> **Task prompt**: Pull out every line below that holds the word "ญชาต".

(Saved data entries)
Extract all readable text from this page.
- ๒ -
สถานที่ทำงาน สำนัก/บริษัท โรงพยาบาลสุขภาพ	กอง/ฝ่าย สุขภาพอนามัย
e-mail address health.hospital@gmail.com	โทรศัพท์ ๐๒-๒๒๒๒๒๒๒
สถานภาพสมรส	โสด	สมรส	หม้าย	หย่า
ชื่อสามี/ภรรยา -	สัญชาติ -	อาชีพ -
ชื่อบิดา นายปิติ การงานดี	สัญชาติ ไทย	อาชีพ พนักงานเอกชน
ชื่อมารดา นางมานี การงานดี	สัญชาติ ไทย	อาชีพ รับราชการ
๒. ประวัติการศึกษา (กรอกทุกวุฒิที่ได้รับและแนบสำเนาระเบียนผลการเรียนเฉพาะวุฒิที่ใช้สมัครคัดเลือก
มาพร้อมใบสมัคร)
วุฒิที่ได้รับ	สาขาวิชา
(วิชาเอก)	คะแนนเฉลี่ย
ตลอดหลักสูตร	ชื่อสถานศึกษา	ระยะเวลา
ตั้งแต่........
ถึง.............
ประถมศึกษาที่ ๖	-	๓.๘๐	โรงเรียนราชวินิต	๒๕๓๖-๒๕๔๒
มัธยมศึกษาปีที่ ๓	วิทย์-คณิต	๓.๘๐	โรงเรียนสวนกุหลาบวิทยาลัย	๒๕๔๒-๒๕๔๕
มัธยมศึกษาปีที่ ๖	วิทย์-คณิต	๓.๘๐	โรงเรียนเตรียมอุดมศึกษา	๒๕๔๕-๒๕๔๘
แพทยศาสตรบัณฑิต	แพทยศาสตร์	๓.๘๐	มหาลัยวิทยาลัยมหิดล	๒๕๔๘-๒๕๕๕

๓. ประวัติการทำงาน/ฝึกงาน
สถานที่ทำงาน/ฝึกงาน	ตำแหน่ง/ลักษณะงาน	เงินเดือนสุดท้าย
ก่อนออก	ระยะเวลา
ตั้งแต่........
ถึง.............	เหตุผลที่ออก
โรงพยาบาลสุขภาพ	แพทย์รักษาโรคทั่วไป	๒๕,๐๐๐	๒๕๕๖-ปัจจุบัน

> **Output for this task**:
ชื่อสามี/ภรรยา -	สัญชาติ -	อาชีพ -
ชื่อบิดา นายปิติ การงานดี	สัญชาติ ไทย	อาชีพ พนักงานเอกชน
ชื่อมารดา นางมานี การงานดี	สัญชาติ ไทย	อาชีพ รับราชการ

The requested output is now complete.